Aim of the exercise —
Track down every line below that holds "SALUD" and copy it.

Stored records —
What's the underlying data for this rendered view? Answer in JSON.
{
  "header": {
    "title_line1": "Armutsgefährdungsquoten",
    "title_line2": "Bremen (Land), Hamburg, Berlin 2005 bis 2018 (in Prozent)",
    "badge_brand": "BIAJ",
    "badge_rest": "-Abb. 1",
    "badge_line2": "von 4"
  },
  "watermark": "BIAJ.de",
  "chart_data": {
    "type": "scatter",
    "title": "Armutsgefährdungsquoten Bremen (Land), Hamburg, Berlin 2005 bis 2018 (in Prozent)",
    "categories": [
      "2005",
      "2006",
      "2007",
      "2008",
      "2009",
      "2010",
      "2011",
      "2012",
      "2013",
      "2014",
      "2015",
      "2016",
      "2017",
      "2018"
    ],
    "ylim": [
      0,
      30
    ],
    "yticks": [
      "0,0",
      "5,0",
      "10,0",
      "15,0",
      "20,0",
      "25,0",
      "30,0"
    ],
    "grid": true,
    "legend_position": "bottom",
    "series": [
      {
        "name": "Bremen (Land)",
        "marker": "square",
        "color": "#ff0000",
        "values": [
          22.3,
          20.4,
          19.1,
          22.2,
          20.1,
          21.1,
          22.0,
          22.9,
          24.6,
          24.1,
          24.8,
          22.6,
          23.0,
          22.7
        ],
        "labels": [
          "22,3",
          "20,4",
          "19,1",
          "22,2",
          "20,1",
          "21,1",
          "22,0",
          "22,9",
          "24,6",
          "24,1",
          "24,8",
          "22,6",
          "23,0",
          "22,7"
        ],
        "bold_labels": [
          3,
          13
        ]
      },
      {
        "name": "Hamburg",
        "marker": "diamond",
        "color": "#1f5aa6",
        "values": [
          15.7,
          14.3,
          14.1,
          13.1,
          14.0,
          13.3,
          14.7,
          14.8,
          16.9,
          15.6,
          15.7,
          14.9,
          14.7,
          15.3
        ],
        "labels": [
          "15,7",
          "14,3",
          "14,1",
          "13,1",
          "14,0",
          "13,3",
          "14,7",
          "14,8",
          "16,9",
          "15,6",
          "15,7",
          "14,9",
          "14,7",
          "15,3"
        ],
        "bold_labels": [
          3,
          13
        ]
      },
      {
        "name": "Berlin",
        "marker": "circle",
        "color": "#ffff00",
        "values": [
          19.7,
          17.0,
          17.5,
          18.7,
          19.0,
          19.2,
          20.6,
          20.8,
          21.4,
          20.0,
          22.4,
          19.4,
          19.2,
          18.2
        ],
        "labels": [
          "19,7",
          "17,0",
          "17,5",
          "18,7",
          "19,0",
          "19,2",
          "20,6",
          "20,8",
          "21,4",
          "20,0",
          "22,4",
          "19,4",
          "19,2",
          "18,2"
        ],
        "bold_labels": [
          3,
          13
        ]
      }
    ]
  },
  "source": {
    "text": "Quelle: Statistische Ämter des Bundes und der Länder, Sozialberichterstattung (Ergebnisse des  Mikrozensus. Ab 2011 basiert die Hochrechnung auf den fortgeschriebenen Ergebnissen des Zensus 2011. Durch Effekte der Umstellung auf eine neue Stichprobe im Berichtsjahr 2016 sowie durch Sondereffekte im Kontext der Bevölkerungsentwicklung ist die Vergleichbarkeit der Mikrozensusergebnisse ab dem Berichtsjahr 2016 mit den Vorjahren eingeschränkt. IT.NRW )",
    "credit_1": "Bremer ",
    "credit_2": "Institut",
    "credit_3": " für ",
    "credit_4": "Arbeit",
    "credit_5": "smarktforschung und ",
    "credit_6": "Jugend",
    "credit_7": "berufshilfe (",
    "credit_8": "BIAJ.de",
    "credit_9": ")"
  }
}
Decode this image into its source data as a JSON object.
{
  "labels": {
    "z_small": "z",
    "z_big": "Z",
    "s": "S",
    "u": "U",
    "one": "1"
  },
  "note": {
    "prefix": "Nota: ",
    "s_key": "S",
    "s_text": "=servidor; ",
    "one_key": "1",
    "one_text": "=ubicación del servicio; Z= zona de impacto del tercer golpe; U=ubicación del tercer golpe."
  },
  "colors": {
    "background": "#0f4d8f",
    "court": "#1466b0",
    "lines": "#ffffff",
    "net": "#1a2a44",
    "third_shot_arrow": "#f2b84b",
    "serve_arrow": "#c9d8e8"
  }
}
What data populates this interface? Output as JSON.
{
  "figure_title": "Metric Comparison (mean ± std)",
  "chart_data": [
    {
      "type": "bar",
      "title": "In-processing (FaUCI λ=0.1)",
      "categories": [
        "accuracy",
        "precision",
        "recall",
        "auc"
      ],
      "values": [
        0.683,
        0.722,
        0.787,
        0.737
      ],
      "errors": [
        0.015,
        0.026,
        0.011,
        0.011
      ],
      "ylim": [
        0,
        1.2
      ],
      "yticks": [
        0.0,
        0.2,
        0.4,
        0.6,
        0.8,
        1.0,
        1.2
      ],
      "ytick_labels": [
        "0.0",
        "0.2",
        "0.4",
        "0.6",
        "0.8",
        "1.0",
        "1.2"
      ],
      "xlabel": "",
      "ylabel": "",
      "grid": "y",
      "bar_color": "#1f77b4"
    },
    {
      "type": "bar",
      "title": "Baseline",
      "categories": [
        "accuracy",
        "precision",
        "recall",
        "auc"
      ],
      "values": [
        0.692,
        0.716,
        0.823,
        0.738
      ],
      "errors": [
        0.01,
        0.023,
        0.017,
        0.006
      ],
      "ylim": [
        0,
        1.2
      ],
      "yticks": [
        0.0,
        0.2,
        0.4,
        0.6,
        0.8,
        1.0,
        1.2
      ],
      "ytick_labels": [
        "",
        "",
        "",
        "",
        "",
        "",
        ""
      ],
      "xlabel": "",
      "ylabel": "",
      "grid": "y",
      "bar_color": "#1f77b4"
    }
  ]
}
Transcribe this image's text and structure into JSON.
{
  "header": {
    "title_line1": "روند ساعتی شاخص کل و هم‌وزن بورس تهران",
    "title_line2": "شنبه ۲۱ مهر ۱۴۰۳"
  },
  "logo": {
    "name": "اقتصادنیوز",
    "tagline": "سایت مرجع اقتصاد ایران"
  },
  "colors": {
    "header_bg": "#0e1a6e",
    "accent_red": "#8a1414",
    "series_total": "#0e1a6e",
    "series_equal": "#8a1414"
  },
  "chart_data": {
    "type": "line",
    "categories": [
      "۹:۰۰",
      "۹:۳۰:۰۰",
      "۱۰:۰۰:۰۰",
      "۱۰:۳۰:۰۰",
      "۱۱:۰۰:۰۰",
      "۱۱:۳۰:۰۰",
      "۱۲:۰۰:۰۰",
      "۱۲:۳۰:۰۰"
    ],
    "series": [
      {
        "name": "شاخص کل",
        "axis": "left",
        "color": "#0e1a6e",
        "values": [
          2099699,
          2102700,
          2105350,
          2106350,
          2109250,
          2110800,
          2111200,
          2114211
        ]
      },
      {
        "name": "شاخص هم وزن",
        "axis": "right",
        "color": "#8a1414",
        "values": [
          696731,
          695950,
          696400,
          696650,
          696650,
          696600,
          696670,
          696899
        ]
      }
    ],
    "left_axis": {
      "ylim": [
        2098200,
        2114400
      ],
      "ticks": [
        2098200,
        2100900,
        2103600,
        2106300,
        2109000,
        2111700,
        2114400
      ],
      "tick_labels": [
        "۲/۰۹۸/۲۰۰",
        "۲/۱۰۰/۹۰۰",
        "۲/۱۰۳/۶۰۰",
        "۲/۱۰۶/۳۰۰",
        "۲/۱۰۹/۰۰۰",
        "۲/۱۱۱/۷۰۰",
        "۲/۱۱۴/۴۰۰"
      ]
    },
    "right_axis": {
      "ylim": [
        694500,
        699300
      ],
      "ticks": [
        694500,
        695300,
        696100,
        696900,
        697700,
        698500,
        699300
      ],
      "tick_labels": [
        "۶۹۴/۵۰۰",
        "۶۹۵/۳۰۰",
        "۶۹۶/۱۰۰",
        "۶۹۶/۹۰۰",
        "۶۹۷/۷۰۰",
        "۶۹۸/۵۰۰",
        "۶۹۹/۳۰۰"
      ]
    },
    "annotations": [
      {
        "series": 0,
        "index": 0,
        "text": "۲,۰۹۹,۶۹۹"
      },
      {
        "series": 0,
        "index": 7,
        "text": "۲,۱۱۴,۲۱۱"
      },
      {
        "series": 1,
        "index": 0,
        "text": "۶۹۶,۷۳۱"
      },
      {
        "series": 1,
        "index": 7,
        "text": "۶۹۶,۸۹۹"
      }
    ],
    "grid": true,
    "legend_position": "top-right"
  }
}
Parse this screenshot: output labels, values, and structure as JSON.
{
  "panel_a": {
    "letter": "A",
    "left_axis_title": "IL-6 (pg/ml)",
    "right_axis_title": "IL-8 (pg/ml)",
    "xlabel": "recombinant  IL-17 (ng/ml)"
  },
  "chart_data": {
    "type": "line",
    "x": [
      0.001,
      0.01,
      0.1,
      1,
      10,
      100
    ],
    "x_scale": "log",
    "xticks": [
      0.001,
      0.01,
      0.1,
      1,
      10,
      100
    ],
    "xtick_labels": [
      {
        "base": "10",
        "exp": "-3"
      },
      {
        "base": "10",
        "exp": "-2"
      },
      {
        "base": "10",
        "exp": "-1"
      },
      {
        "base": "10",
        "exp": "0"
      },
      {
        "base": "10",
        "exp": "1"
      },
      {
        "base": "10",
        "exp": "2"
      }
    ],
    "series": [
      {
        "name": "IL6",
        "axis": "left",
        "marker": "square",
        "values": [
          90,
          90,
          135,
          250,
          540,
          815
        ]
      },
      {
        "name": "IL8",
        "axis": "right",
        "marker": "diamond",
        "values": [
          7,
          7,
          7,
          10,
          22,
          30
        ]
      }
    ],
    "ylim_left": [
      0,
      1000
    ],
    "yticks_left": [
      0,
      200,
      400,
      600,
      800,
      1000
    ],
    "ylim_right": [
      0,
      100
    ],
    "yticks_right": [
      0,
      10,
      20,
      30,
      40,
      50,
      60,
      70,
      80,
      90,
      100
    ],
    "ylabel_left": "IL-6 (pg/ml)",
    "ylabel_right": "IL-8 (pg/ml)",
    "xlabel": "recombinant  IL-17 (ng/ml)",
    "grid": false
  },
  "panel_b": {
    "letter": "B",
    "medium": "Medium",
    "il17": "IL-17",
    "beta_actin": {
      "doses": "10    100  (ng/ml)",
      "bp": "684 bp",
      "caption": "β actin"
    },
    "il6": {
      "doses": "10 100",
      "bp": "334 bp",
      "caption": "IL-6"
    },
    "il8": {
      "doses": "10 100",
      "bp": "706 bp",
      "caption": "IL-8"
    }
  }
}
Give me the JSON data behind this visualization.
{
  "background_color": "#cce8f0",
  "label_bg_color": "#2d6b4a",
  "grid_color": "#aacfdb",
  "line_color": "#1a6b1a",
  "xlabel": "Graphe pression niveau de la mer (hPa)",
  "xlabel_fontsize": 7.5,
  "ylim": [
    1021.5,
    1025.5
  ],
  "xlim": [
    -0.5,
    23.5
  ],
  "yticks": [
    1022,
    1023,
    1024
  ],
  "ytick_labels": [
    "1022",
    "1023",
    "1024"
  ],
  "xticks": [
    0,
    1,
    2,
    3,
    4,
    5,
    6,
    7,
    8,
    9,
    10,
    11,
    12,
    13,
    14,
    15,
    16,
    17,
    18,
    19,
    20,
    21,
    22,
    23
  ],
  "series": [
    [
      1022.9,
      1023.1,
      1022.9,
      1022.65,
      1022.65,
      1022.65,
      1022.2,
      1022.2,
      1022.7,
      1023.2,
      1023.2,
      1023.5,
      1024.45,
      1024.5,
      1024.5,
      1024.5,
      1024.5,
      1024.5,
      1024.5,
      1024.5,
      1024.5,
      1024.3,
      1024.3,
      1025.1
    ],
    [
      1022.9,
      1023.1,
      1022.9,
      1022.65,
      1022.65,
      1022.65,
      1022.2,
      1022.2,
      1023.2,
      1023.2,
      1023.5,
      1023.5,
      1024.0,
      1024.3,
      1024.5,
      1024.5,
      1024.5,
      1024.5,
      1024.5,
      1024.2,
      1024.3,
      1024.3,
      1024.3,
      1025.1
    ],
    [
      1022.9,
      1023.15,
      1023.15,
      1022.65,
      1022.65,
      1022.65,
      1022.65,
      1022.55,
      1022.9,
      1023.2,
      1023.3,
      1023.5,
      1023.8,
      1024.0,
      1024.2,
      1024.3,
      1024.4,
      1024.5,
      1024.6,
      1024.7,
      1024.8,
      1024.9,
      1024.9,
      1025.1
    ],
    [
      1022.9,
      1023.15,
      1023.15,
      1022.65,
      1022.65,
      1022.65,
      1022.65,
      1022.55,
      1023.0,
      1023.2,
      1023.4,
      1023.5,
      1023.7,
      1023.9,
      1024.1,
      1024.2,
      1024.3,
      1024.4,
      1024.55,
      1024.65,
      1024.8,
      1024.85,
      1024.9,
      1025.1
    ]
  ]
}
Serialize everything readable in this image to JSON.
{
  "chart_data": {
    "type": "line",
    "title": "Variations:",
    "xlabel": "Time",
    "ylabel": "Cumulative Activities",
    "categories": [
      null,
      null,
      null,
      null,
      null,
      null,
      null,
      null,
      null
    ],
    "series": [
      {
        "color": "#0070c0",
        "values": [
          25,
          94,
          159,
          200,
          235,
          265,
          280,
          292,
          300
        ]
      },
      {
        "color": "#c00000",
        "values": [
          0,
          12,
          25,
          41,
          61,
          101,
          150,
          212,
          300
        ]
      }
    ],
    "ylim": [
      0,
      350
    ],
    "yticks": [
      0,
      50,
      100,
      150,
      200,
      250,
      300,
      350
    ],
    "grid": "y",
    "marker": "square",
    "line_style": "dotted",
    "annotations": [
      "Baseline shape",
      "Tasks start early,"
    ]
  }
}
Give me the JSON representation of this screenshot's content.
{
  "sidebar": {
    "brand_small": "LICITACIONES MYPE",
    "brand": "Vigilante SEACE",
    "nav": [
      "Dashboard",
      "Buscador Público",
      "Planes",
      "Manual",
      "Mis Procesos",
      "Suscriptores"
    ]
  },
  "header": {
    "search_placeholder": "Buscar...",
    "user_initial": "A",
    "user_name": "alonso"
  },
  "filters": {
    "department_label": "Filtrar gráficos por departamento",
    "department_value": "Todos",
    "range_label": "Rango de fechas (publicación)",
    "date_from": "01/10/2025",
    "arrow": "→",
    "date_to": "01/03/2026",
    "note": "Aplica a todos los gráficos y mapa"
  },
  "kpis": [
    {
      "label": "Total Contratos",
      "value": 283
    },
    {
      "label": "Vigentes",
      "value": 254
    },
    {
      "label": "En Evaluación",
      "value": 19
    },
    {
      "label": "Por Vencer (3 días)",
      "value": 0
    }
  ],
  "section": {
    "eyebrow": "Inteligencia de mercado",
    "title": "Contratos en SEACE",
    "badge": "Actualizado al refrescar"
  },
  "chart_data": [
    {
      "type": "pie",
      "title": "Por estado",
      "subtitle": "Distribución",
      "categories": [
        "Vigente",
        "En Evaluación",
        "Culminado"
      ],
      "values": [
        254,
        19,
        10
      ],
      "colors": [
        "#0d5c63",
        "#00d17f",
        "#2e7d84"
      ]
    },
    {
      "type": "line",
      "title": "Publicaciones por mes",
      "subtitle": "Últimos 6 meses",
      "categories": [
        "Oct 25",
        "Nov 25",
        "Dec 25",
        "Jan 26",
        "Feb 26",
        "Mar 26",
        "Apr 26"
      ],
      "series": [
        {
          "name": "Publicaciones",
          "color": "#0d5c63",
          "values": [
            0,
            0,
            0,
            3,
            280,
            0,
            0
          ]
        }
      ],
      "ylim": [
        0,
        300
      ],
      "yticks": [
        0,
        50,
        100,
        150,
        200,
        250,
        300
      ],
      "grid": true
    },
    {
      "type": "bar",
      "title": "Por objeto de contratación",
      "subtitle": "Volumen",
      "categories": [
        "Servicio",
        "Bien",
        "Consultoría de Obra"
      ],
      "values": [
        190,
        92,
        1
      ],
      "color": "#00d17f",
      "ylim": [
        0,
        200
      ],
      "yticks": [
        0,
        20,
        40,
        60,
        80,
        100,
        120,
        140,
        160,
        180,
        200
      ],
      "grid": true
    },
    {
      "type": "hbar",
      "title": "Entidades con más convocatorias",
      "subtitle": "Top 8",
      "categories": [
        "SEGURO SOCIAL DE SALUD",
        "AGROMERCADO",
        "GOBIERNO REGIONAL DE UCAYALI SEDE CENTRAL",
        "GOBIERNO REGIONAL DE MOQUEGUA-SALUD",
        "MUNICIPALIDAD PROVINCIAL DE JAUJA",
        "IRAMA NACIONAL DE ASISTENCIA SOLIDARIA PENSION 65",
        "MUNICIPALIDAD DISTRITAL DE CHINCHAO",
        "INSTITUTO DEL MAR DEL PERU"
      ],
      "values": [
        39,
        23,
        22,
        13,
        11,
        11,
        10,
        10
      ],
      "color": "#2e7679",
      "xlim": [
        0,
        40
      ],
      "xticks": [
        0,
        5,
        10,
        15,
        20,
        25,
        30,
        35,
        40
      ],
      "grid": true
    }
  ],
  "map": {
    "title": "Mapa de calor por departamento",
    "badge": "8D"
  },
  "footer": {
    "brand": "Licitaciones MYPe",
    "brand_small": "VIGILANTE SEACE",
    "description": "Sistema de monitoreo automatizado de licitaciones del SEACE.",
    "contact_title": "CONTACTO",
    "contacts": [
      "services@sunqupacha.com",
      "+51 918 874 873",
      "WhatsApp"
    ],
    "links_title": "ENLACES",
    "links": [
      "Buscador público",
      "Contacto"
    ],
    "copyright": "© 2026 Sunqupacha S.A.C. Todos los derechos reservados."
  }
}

Exercise result —
        "SEGURO SOCIAL DE SALUD",
        "GOBIERNO REGIONAL DE MOQUEGUA-SALUD",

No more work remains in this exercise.